> **AIM**
Please find all lines in the data that hold the string "obtenir" and copy them.

== MATERIAL PROVIDED

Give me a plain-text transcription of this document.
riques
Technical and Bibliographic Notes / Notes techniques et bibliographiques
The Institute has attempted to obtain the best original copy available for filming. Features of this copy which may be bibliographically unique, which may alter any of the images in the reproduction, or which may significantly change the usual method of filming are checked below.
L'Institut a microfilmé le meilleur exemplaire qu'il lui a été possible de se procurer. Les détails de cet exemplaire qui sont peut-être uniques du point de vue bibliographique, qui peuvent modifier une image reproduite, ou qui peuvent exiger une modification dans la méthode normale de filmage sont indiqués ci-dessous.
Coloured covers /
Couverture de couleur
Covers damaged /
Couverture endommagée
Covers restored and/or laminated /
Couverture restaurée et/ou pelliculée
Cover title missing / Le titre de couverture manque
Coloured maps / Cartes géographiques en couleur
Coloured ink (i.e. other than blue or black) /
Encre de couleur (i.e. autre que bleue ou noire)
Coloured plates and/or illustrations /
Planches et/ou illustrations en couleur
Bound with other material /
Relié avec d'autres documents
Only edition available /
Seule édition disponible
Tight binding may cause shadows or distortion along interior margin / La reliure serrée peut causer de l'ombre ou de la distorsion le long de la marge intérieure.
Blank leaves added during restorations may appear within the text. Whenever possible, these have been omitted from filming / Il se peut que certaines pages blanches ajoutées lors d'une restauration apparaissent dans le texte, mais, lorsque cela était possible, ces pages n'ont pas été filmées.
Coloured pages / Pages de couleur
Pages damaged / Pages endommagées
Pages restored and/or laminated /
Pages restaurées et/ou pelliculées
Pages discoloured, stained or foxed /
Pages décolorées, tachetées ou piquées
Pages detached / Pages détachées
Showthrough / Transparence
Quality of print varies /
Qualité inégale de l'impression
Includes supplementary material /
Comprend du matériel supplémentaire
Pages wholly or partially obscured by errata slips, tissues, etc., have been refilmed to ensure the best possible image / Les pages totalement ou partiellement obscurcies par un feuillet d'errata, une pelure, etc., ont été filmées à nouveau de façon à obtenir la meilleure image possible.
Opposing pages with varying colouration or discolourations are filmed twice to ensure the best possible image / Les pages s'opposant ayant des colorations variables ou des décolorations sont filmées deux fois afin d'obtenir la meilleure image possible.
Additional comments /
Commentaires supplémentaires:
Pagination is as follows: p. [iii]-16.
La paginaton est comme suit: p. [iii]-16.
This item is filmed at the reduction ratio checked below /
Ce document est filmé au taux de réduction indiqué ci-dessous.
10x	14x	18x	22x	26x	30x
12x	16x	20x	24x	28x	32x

====

> **COMPLETED TASK**
Pages wholly or partially obscured by errata slips, tissues, etc., have been refilmed to ensure the best possible image / Les pages totalement ou partiellement obscurcies par un feuillet d'errata, une pelure, etc., ont été filmées à nouveau de façon à obtenir la meilleure image possible.
Opposing pages with varying colouration or discolourations are filmed twice to ensure the best possible image / Les pages s'opposant ayant des colorations variables ou des décolorations sont filmées deux fois afin d'obtenir la meilleure image possible.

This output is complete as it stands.